__JOB__:
Answer with one number: how many lines have "page".

::: DATA SUPPLIED

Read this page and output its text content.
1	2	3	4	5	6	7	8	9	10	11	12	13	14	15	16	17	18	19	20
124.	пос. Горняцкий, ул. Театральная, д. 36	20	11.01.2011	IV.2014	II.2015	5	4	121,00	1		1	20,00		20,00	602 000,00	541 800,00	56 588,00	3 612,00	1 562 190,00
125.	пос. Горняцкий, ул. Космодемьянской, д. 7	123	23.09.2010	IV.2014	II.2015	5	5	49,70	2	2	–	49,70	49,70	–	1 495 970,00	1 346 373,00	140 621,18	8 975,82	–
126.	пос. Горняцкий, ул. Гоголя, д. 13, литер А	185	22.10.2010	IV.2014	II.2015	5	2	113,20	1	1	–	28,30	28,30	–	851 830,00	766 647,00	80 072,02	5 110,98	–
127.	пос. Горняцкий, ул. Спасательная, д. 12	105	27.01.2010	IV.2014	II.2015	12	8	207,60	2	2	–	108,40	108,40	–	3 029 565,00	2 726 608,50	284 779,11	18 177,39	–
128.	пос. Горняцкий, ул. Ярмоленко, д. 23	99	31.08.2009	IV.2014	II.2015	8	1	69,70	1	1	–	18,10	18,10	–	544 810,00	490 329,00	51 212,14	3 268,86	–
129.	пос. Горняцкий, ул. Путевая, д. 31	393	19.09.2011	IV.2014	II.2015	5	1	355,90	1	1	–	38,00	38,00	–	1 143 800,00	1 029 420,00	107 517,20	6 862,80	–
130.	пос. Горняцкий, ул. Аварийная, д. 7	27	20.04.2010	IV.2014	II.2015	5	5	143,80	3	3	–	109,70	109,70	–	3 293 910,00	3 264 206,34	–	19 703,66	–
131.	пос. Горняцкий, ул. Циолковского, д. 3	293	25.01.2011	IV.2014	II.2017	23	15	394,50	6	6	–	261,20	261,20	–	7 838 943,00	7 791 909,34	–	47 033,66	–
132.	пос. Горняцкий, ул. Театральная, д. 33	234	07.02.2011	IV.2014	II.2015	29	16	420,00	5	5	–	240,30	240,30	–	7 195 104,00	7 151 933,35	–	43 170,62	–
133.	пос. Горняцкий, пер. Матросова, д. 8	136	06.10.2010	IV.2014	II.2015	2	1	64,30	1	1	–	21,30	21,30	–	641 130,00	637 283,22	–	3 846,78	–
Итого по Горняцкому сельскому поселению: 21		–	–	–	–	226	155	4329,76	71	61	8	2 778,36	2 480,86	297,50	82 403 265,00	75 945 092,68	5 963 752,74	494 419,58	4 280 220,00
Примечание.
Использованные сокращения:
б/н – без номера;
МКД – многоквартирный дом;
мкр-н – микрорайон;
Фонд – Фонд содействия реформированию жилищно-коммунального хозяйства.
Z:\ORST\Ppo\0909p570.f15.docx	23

::::::
::: DATA SUPPLIED

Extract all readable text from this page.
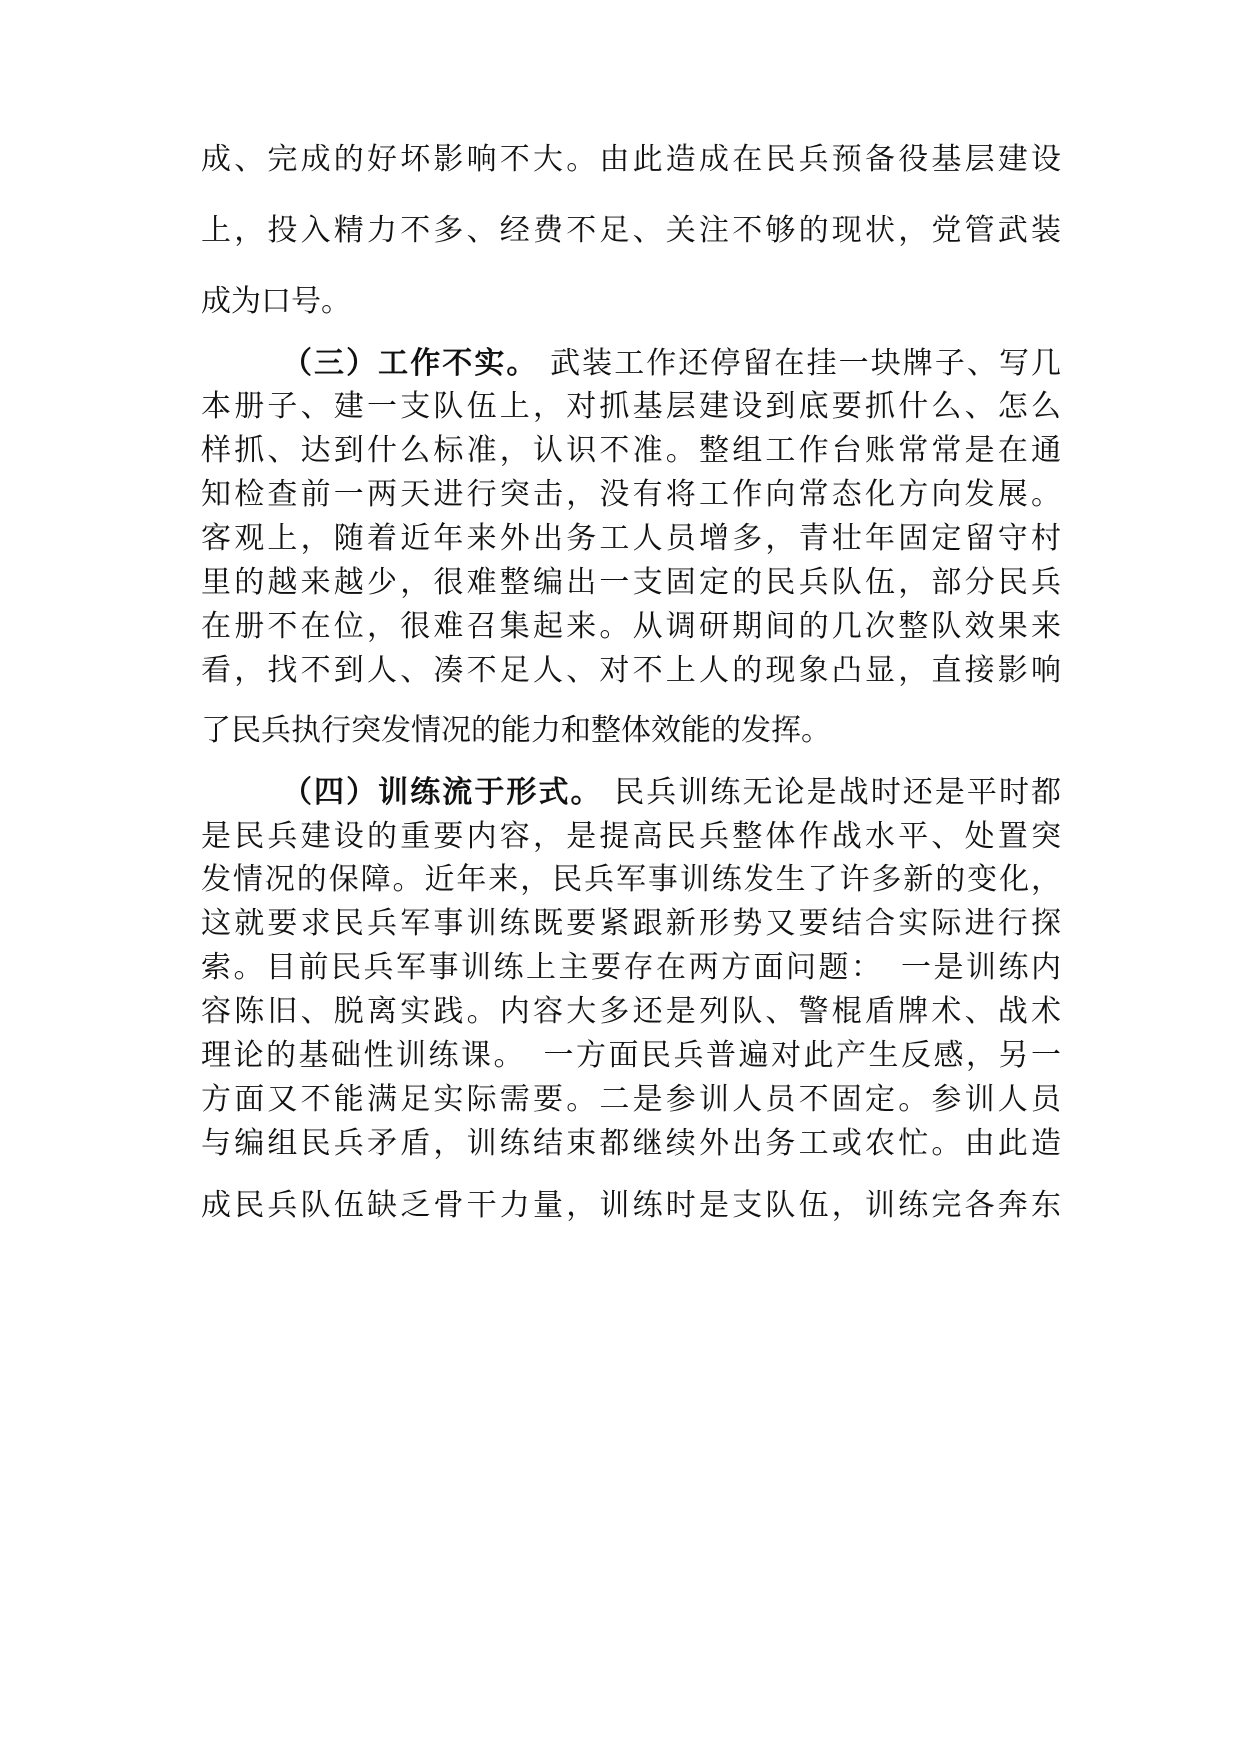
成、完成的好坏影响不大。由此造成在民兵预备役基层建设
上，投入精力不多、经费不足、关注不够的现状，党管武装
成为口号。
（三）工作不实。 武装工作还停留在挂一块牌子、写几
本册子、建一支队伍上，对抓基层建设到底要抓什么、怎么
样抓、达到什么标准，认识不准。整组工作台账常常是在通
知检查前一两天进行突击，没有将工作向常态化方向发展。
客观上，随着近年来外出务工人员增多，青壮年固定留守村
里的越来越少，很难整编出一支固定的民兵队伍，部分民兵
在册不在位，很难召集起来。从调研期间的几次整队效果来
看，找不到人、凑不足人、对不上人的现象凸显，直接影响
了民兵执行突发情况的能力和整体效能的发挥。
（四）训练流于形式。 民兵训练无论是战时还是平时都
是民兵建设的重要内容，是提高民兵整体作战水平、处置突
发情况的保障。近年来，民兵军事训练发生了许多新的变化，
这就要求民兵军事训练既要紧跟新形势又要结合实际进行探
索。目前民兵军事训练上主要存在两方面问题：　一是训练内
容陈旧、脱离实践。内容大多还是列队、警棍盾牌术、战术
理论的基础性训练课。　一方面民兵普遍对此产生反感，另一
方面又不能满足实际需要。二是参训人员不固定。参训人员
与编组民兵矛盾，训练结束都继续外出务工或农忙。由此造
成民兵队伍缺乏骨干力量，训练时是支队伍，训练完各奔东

::::::

__CORRECT OUTPUT__:
2